*Written request:*
Which lines in the material below contain the word "title"? Copy each of them.

*Information shown:*

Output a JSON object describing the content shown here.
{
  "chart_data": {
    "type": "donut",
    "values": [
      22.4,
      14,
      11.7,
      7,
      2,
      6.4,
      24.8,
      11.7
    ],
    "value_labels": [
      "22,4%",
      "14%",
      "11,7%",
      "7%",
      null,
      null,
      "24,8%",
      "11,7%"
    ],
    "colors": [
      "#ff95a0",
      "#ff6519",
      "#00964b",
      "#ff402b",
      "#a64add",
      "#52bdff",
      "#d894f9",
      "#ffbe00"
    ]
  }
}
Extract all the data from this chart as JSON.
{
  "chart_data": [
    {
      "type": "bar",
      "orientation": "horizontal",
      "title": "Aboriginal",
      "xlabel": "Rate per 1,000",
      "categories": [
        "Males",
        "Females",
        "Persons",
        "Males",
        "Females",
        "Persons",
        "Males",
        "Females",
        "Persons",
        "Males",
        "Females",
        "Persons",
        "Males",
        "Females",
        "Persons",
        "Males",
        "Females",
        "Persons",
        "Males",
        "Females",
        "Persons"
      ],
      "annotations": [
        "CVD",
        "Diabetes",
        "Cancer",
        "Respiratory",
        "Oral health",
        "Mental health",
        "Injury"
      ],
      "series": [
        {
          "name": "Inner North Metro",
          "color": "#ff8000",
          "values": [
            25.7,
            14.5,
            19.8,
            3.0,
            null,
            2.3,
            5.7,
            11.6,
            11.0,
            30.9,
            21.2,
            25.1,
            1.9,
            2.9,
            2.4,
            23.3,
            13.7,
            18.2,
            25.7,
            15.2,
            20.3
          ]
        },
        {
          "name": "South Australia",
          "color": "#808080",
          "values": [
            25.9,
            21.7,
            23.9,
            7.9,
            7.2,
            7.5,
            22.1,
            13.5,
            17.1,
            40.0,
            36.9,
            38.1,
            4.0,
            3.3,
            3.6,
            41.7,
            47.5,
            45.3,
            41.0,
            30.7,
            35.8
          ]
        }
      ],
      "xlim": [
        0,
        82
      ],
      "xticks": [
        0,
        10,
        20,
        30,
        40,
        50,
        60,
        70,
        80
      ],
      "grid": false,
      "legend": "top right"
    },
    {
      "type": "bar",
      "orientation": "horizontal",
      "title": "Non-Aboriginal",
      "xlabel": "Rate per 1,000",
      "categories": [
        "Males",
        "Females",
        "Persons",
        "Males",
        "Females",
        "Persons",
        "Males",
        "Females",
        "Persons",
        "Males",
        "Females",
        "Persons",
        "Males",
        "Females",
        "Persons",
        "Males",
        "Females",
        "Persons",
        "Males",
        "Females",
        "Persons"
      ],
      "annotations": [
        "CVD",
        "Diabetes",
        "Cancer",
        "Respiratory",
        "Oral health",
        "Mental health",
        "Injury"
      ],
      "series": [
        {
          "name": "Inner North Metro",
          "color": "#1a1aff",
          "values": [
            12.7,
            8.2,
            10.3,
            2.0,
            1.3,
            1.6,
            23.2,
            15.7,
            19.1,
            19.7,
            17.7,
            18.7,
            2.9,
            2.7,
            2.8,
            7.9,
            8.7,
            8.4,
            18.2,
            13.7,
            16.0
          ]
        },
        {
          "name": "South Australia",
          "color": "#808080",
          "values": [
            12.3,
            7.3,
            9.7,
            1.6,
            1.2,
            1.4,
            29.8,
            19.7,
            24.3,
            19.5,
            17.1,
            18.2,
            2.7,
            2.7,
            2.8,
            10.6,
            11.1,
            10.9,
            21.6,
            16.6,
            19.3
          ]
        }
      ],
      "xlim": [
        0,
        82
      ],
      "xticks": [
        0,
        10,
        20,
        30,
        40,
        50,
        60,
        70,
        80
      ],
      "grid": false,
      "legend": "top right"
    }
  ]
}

*Output of the exercise:*
      "title": "Aboriginal",
      "title": "Non-Aboriginal",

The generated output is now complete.